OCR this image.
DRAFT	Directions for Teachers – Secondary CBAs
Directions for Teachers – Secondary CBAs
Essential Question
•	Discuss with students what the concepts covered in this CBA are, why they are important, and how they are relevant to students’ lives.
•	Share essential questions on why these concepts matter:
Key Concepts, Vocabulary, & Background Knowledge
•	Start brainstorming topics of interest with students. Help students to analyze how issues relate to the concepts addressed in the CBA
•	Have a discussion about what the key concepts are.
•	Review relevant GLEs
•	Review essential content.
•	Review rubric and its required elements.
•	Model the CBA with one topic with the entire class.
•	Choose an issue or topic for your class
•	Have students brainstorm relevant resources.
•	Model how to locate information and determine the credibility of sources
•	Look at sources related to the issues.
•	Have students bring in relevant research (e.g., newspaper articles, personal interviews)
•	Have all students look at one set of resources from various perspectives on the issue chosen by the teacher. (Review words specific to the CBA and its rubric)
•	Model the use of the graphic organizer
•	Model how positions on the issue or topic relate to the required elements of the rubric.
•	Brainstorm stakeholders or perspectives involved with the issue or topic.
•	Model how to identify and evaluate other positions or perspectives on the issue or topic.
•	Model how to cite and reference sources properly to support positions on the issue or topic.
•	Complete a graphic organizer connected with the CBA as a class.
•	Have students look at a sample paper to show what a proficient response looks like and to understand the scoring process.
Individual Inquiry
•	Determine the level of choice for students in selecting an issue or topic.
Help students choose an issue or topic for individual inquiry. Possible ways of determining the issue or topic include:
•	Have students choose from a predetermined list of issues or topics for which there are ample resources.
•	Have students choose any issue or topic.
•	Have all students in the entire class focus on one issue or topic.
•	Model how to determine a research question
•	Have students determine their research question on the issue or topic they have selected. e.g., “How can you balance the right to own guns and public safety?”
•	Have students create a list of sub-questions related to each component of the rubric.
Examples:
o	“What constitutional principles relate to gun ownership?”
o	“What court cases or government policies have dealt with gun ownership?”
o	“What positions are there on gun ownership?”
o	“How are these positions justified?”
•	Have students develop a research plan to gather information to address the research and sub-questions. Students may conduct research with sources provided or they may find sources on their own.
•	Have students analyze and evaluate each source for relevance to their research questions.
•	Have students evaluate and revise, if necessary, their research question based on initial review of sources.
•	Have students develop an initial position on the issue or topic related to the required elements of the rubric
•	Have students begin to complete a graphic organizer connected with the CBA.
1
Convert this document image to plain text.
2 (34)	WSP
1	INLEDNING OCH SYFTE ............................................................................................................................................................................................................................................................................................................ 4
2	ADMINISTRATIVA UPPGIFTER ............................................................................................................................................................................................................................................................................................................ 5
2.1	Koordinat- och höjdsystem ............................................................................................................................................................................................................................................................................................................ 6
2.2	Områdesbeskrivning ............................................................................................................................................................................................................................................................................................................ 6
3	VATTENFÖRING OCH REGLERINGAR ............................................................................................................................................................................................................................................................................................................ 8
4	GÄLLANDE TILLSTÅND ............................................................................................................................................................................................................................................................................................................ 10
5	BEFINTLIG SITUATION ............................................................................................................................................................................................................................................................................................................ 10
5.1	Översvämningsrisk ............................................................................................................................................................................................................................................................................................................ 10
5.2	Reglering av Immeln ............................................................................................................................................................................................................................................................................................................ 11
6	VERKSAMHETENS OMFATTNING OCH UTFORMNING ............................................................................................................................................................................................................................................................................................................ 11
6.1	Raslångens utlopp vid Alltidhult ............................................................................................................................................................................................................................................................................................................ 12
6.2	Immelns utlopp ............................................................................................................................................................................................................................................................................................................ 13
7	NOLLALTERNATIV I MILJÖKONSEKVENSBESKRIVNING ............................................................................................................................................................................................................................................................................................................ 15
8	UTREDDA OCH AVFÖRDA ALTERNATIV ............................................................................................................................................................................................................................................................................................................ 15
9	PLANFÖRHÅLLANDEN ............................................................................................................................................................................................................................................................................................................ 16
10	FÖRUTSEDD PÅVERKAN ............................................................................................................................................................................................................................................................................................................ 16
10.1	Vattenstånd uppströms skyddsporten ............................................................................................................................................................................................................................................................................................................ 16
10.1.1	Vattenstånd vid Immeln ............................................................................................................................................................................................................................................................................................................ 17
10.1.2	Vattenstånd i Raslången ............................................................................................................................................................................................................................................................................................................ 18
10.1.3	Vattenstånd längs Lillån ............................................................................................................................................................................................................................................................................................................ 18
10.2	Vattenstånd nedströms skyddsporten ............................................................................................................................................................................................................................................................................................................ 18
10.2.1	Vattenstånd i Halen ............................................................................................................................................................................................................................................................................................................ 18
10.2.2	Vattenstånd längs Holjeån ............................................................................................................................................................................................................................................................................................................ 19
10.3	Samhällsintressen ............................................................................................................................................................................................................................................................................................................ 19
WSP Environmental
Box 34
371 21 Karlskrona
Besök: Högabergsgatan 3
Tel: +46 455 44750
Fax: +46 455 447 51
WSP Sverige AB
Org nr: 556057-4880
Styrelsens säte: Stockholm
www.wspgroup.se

_Job_
Gather each line in the entries above where the string "class" is found.

_Full output_
•	Model the CBA with one topic with the entire class.
•	Choose an issue or topic for your class
•	Complete a graphic organizer connected with the CBA as a class.
•	Have all students in the entire class focus on one issue or topic.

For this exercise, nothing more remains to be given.